■ Records for this task:
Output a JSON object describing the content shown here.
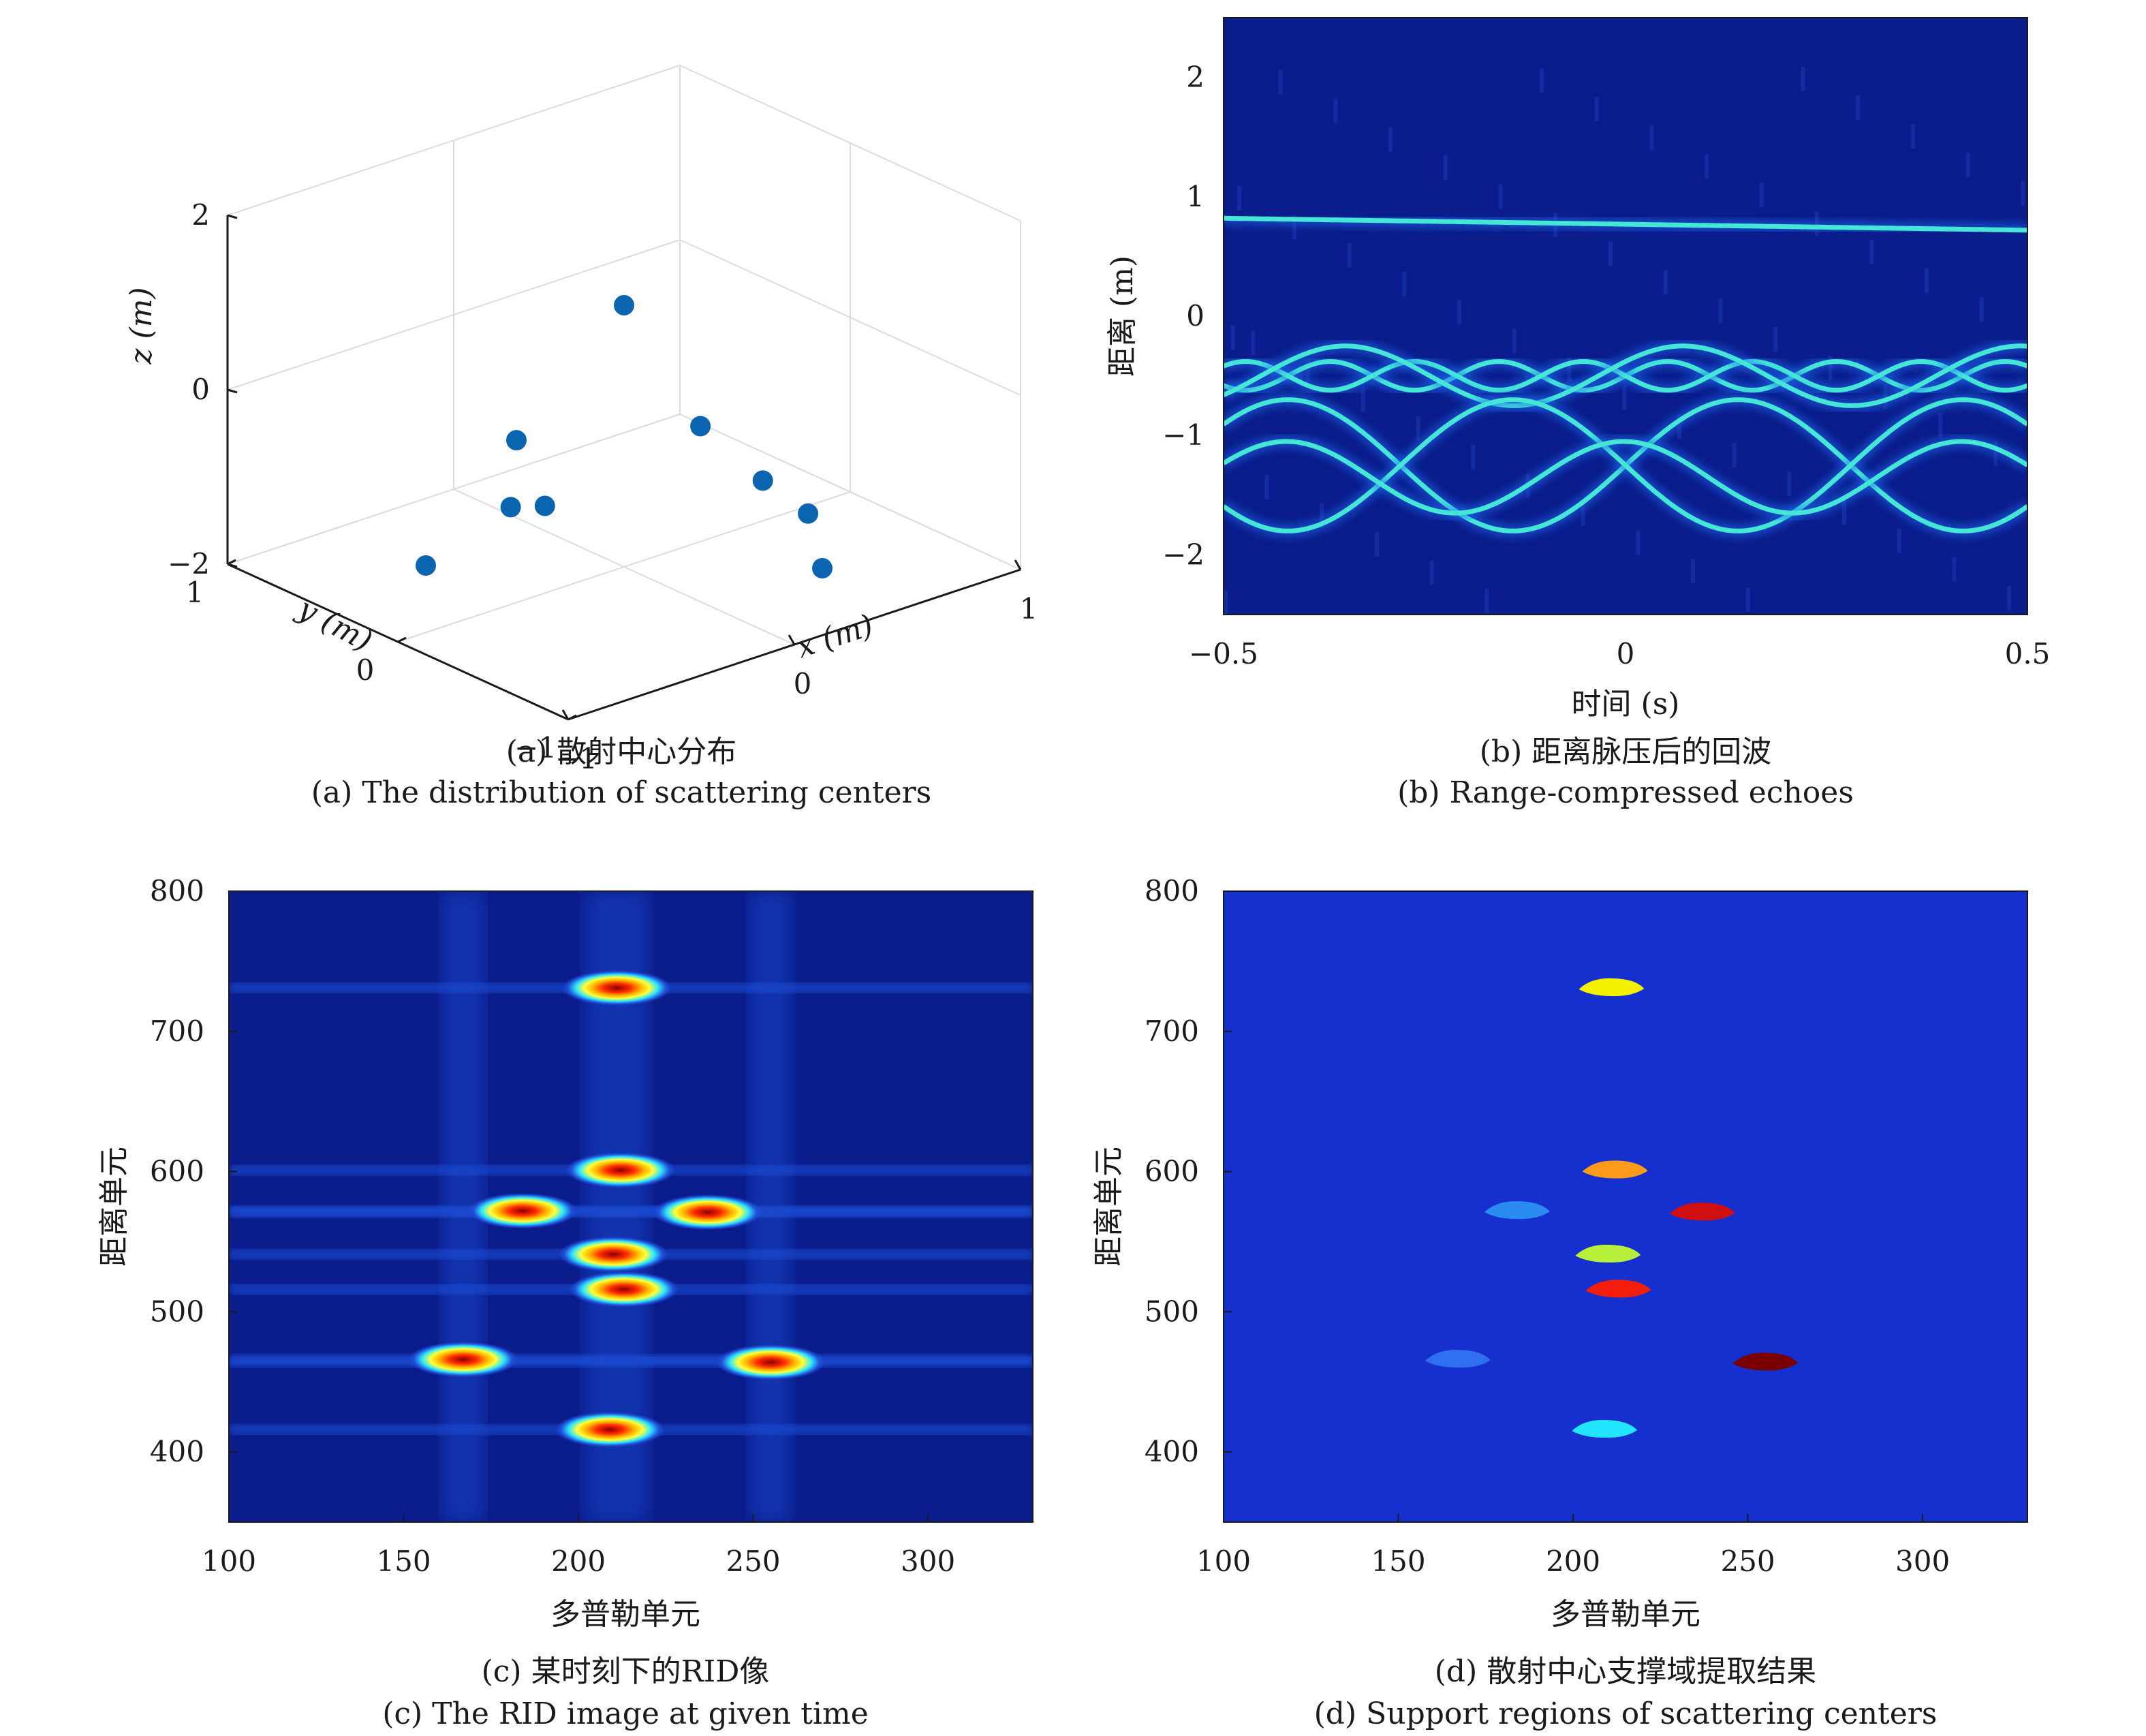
{
  "chart_data": [
    {
      "id": "a",
      "type": "scatter",
      "projection": "3d",
      "caption_cn": "(a) 散射中心分布",
      "caption_en": "(a) The distribution of scattering centers",
      "xlabel": "x (m)",
      "ylabel": "y (m)",
      "zlabel": "z (m)",
      "xlim": [
        -1,
        1
      ],
      "ylim": [
        -1,
        1
      ],
      "zlim": [
        -2,
        2
      ],
      "xticks": [
        "−1",
        "0",
        "1"
      ],
      "yticks": [
        "−1",
        "0",
        "1"
      ],
      "zticks": [
        "−2",
        "0",
        "2"
      ],
      "marker_color": "#0a64b0",
      "points": [
        {
          "x": 0.0,
          "y": 0.0,
          "z": 1.0
        },
        {
          "x": -0.25,
          "y": 0.3,
          "z": -0.6
        },
        {
          "x": 0.3,
          "y": -0.05,
          "z": -0.6
        },
        {
          "x": -0.35,
          "y": 0.0,
          "z": -1.0
        },
        {
          "x": 0.35,
          "y": -0.35,
          "z": -1.0
        },
        {
          "x": -0.2,
          "y": 0.4,
          "z": -1.5
        },
        {
          "x": 0.55,
          "y": -0.35,
          "z": -1.55
        },
        {
          "x": -0.5,
          "y": 0.5,
          "z": -2.0
        },
        {
          "x": 0.5,
          "y": -0.5,
          "z": -2.0
        }
      ]
    },
    {
      "id": "b",
      "type": "heatmap",
      "caption_cn": "(b) 距离脉压后的回波",
      "caption_en": "(b) Range-compressed echoes",
      "xlabel": "时间 (s)",
      "ylabel": "距离 (m)",
      "xlim": [
        -0.5,
        0.5
      ],
      "ylim": [
        -2.5,
        2.5
      ],
      "xticks": [
        "−0.5",
        "0",
        "0.5"
      ],
      "yticks": [
        "−2",
        "−1",
        "0",
        "1",
        "2"
      ],
      "background": "#0b1d8c",
      "curve_color": "#45e6d6",
      "tracks": [
        {
          "type": "line",
          "start": 0.82,
          "end": 0.72
        },
        {
          "type": "sine",
          "center": -0.5,
          "amplitude": 0.12,
          "period": 0.21,
          "phase": 0
        },
        {
          "type": "sine",
          "center": -0.5,
          "amplitude": 0.12,
          "period": 0.21,
          "phase": 3.1416
        },
        {
          "type": "sine",
          "center": -0.5,
          "amplitude": 0.25,
          "period": 0.42,
          "phase": 0.5
        },
        {
          "type": "sine",
          "center": -1.25,
          "amplitude": 0.55,
          "period": 0.56,
          "phase": 0
        },
        {
          "type": "sine",
          "center": -1.25,
          "amplitude": 0.55,
          "period": 0.56,
          "phase": 3.1416
        },
        {
          "type": "sine",
          "center": -1.35,
          "amplitude": 0.3,
          "period": 0.42,
          "phase": 1.6
        }
      ]
    },
    {
      "id": "c",
      "type": "heatmap",
      "caption_cn": "(c) 某时刻下的RID像",
      "caption_en": "(c) The RID image at given time",
      "xlabel": "多普勒单元",
      "ylabel": "距离单元",
      "xlim": [
        100,
        330
      ],
      "ylim": [
        350,
        800
      ],
      "xticks": [
        "100",
        "150",
        "200",
        "250",
        "300"
      ],
      "yticks": [
        "400",
        "500",
        "600",
        "700",
        "800"
      ],
      "background": "#0b1d8c",
      "band_color": "#1f4fd8",
      "peak_colors": [
        "#8b0000",
        "#ff2a00",
        "#ffb800",
        "#ffff3a",
        "#2fe8ff",
        "#1f4fd8"
      ],
      "peaks": [
        {
          "doppler": 211,
          "range": 731
        },
        {
          "doppler": 212,
          "range": 601
        },
        {
          "doppler": 184,
          "range": 572
        },
        {
          "doppler": 237,
          "range": 571
        },
        {
          "doppler": 210,
          "range": 541
        },
        {
          "doppler": 213,
          "range": 516
        },
        {
          "doppler": 167,
          "range": 466
        },
        {
          "doppler": 255,
          "range": 464
        },
        {
          "doppler": 209,
          "range": 416
        }
      ]
    },
    {
      "id": "d",
      "type": "heatmap",
      "caption_cn": "(d) 散射中心支撑域提取结果",
      "caption_en": "(d) Support regions of scattering centers",
      "xlabel": "多普勒单元",
      "ylabel": "距离单元",
      "xlim": [
        100,
        330
      ],
      "ylim": [
        350,
        800
      ],
      "xticks": [
        "100",
        "150",
        "200",
        "250",
        "300"
      ],
      "yticks": [
        "400",
        "500",
        "600",
        "700",
        "800"
      ],
      "background": "#1530cf",
      "regions": [
        {
          "doppler": 211,
          "range": 731,
          "color": "#f4f000"
        },
        {
          "doppler": 212,
          "range": 601,
          "color": "#ff9a1a"
        },
        {
          "doppler": 184,
          "range": 572,
          "color": "#2a8cf0"
        },
        {
          "doppler": 237,
          "range": 571,
          "color": "#d01010"
        },
        {
          "doppler": 210,
          "range": 541,
          "color": "#b8ef3a"
        },
        {
          "doppler": 213,
          "range": 516,
          "color": "#f21d0a"
        },
        {
          "doppler": 167,
          "range": 466,
          "color": "#2f6ff0"
        },
        {
          "doppler": 255,
          "range": 464,
          "color": "#7a0000"
        },
        {
          "doppler": 209,
          "range": 416,
          "color": "#22e6ff"
        }
      ]
    }
  ]
}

■ Direction: Every entry above is to be set down exactly; the pictures are to be left out.

■ Written response:
Output a JSON object describing the content shown here.
{
  "chart_data": [
    {
      "id": "a",
      "type": "scatter",
      "projection": "3d",
      "caption_cn": "(a) 散射中心分布",
      "caption_en": "(a) The distribution of scattering centers",
      "xlabel": "x (m)",
      "ylabel": "y (m)",
      "zlabel": "z (m)",
      "xlim": [
        -1,
        1
      ],
      "ylim": [
        -1,
        1
      ],
      "zlim": [
        -2,
        2
      ],
      "xticks": [
        "−1",
        "0",
        "1"
      ],
      "yticks": [
        "−1",
        "0",
        "1"
      ],
      "zticks": [
        "−2",
        "0",
        "2"
      ],
      "marker_color": "#0a64b0",
      "points": [
        {
          "x": 0.0,
          "y": 0.0,
          "z": 1.0
        },
        {
          "x": -0.25,
          "y": 0.3,
          "z": -0.6
        },
        {
          "x": 0.3,
          "y": -0.05,
          "z": -0.6
        },
        {
          "x": -0.35,
          "y": 0.0,
          "z": -1.0
        },
        {
          "x": 0.35,
          "y": -0.35,
          "z": -1.0
        },
        {
          "x": -0.2,
          "y": 0.4,
          "z": -1.5
        },
        {
          "x": 0.55,
          "y": -0.35,
          "z": -1.55
        },
        {
          "x": -0.5,
          "y": 0.5,
          "z": -2.0
        },
        {
          "x": 0.5,
          "y": -0.5,
          "z": -2.0
        }
      ]
    },
    {
      "id": "b",
      "type": "heatmap",
      "caption_cn": "(b) 距离脉压后的回波",
      "caption_en": "(b) Range-compressed echoes",
      "xlabel": "时间 (s)",
      "ylabel": "距离 (m)",
      "xlim": [
        -0.5,
        0.5
      ],
      "ylim": [
        -2.5,
        2.5
      ],
      "xticks": [
        "−0.5",
        "0",
        "0.5"
      ],
      "yticks": [
        "−2",
        "−1",
        "0",
        "1",
        "2"
      ],
      "background": "#0b1d8c",
      "curve_color": "#45e6d6",
      "tracks": [
        {
          "type": "line",
          "start": 0.82,
          "end": 0.72
        },
        {
          "type": "sine",
          "center": -0.5,
          "amplitude": 0.12,
          "period": 0.21,
          "phase": 0
        },
        {
          "type": "sine",
          "center": -0.5,
          "amplitude": 0.12,
          "period": 0.21,
          "phase": 3.1416
        },
        {
          "type": "sine",
          "center": -0.5,
          "amplitude": 0.25,
          "period": 0.42,
          "phase": 0.5
        },
        {
          "type": "sine",
          "center": -1.25,
          "amplitude": 0.55,
          "period": 0.56,
          "phase": 0
        },
        {
          "type": "sine",
          "center": -1.25,
          "amplitude": 0.55,
          "period": 0.56,
          "phase": 3.1416
        },
        {
          "type": "sine",
          "center": -1.35,
          "amplitude": 0.3,
          "period": 0.42,
          "phase": 1.6
        }
      ]
    },
    {
      "id": "c",
      "type": "heatmap",
      "caption_cn": "(c) 某时刻下的RID像",
      "caption_en": "(c) The RID image at given time",
      "xlabel": "多普勒单元",
      "ylabel": "距离单元",
      "xlim": [
        100,
        330
      ],
      "ylim": [
        350,
        800
      ],
      "xticks": [
        "100",
        "150",
        "200",
        "250",
        "300"
      ],
      "yticks": [
        "400",
        "500",
        "600",
        "700",
        "800"
      ],
      "background": "#0b1d8c",
      "band_color": "#1f4fd8",
      "peak_colors": [
        "#8b0000",
        "#ff2a00",
        "#ffb800",
        "#ffff3a",
        "#2fe8ff",
        "#1f4fd8"
      ],
      "peaks": [
        {
          "doppler": 211,
          "range": 731
        },
        {
          "doppler": 212,
          "range": 601
        },
        {
          "doppler": 184,
          "range": 572
        },
        {
          "doppler": 237,
          "range": 571
        },
        {
          "doppler": 210,
          "range": 541
        },
        {
          "doppler": 213,
          "range": 516
        },
        {
          "doppler": 167,
          "range": 466
        },
        {
          "doppler": 255,
          "range": 464
        },
        {
          "doppler": 209,
          "range": 416
        }
      ]
    },
    {
      "id": "d",
      "type": "heatmap",
      "caption_cn": "(d) 散射中心支撑域提取结果",
      "caption_en": "(d) Support regions of scattering centers",
      "xlabel": "多普勒单元",
      "ylabel": "距离单元",
      "xlim": [
        100,
        330
      ],
      "ylim": [
        350,
        800
      ],
      "xticks": [
        "100",
        "150",
        "200",
        "250",
        "300"
      ],
      "yticks": [
        "400",
        "500",
        "600",
        "700",
        "800"
      ],
      "background": "#1530cf",
      "regions": [
        {
          "doppler": 211,
          "range": 731,
          "color": "#f4f000"
        },
        {
          "doppler": 212,
          "range": 601,
          "color": "#ff9a1a"
        },
        {
          "doppler": 184,
          "range": 572,
          "color": "#2a8cf0"
        },
        {
          "doppler": 237,
          "range": 571,
          "color": "#d01010"
        },
        {
          "doppler": 210,
          "range": 541,
          "color": "#b8ef3a"
        },
        {
          "doppler": 213,
          "range": 516,
          "color": "#f21d0a"
        },
        {
          "doppler": 167,
          "range": 466,
          "color": "#2f6ff0"
        },
        {
          "doppler": 255,
          "range": 464,
          "color": "#7a0000"
        },
        {
          "doppler": 209,
          "range": 416,
          "color": "#22e6ff"
        }
      ]
    }
  ]
}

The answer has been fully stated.